[begin EXTRACTED MATERIAL]

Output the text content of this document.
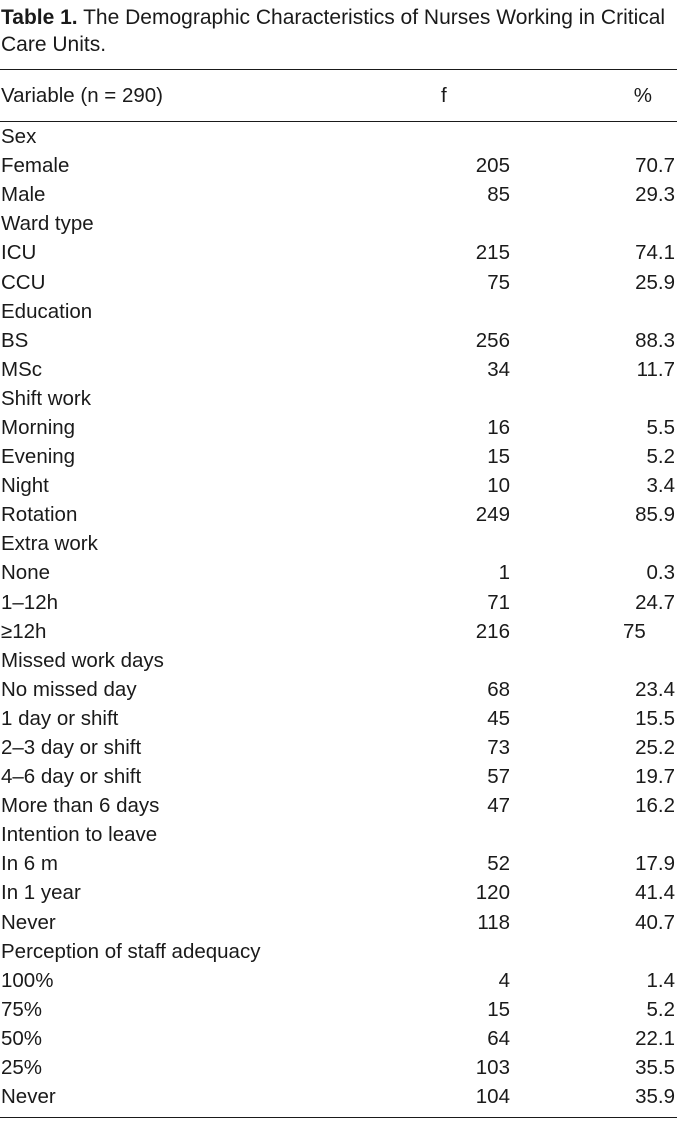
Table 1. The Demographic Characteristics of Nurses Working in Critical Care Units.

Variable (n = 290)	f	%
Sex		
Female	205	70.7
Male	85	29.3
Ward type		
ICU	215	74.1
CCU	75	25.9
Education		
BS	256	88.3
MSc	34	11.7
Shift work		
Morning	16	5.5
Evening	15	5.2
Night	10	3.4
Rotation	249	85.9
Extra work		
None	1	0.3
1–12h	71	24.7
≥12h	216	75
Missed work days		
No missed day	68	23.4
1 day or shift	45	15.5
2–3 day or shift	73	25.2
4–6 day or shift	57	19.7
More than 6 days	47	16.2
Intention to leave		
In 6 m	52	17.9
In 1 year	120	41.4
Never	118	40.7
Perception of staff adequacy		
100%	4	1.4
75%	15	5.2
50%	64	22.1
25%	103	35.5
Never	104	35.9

[end EXTRACTED MATERIAL]

WRITTEN REQUEST »
Transcribe all the records above word for word, without their images.

OUTPUT OF THE EXERCISE »
Output the text content of this document.
Table 1. The Demographic Characteristics of Nurses Working in Critical Care Units.

Variable (n = 290)	f	%
Sex		
Female	205	70.7
Male	85	29.3
Ward type		
ICU	215	74.1
CCU	75	25.9
Education		
BS	256	88.3
MSc	34	11.7
Shift work		
Morning	16	5.5
Evening	15	5.2
Night	10	3.4
Rotation	249	85.9
Extra work		
None	1	0.3
1–12h	71	24.7
≥12h	216	75
Missed work days		
No missed day	68	23.4
1 day or shift	45	15.5
2–3 day or shift	73	25.2
4–6 day or shift	57	19.7
More than 6 days	47	16.2
Intention to leave		
In 6 m	52	17.9
In 1 year	120	41.4
Never	118	40.7
Perception of staff adequacy		
100%	4	1.4
75%	15	5.2
50%	64	22.1
25%	103	35.5
Never	104	35.9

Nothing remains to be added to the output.